= Short task =
Your task is to write out the complete listing exactly as it is shown.

* START Entries provided *

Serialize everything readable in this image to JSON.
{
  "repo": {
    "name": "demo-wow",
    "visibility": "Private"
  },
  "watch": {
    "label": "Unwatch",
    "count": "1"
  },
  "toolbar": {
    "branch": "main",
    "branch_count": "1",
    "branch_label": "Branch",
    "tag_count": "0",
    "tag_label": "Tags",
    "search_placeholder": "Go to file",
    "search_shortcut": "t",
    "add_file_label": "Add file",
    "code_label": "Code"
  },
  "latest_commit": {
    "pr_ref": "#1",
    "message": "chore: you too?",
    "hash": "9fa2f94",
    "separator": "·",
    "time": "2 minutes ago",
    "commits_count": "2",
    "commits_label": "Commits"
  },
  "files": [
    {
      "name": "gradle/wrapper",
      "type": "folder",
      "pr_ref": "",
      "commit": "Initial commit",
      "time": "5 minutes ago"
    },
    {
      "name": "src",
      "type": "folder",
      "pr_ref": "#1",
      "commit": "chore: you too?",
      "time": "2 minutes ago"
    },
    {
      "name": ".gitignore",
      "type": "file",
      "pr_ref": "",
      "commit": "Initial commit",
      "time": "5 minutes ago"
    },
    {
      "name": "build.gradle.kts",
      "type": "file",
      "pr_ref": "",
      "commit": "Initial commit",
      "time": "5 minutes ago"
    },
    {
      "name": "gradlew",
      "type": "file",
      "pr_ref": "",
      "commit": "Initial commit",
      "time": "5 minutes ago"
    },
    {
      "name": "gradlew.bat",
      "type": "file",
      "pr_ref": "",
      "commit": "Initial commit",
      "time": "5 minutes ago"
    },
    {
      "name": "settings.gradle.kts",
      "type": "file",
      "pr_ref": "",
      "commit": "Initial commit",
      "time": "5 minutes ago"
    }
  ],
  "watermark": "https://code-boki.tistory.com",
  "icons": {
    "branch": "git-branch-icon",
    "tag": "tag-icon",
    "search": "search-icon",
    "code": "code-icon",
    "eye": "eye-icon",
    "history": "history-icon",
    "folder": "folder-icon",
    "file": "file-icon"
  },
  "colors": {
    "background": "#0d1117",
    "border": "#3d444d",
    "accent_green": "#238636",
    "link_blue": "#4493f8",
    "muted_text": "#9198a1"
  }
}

* END Entries provided *

= Result for this exercise =
Serialize everything readable in this image to JSON.
{
  "repo": {
    "name": "demo-wow",
    "visibility": "Private"
  },
  "watch": {
    "label": "Unwatch",
    "count": "1"
  },
  "toolbar": {
    "branch": "main",
    "branch_count": "1",
    "branch_label": "Branch",
    "tag_count": "0",
    "tag_label": "Tags",
    "search_placeholder": "Go to file",
    "search_shortcut": "t",
    "add_file_label": "Add file",
    "code_label": "Code"
  },
  "latest_commit": {
    "pr_ref": "#1",
    "message": "chore: you too?",
    "hash": "9fa2f94",
    "separator": "·",
    "time": "2 minutes ago",
    "commits_count": "2",
    "commits_label": "Commits"
  },
  "files": [
    {
      "name": "gradle/wrapper",
      "type": "folder",
      "pr_ref": "",
      "commit": "Initial commit",
      "time": "5 minutes ago"
    },
    {
      "name": "src",
      "type": "folder",
      "pr_ref": "#1",
      "commit": "chore: you too?",
      "time": "2 minutes ago"
    },
    {
      "name": ".gitignore",
      "type": "file",
      "pr_ref": "",
      "commit": "Initial commit",
      "time": "5 minutes ago"
    },
    {
      "name": "build.gradle.kts",
      "type": "file",
      "pr_ref": "",
      "commit": "Initial commit",
      "time": "5 minutes ago"
    },
    {
      "name": "gradlew",
      "type": "file",
      "pr_ref": "",
      "commit": "Initial commit",
      "time": "5 minutes ago"
    },
    {
      "name": "gradlew.bat",
      "type": "file",
      "pr_ref": "",
      "commit": "Initial commit",
      "time": "5 minutes ago"
    },
    {
      "name": "settings.gradle.kts",
      "type": "file",
      "pr_ref": "",
      "commit": "Initial commit",
      "time": "5 minutes ago"
    }
  ],
  "watermark": "https://code-boki.tistory.com",
  "icons": {
    "branch": "git-branch-icon",
    "tag": "tag-icon",
    "search": "search-icon",
    "code": "code-icon",
    "eye": "eye-icon",
    "history": "history-icon",
    "folder": "folder-icon",
    "file": "file-icon"
  },
  "colors": {
    "background": "#0d1117",
    "border": "#3d444d",
    "accent_green": "#238636",
    "link_blue": "#4493f8",
    "muted_text": "#9198a1"
  }
}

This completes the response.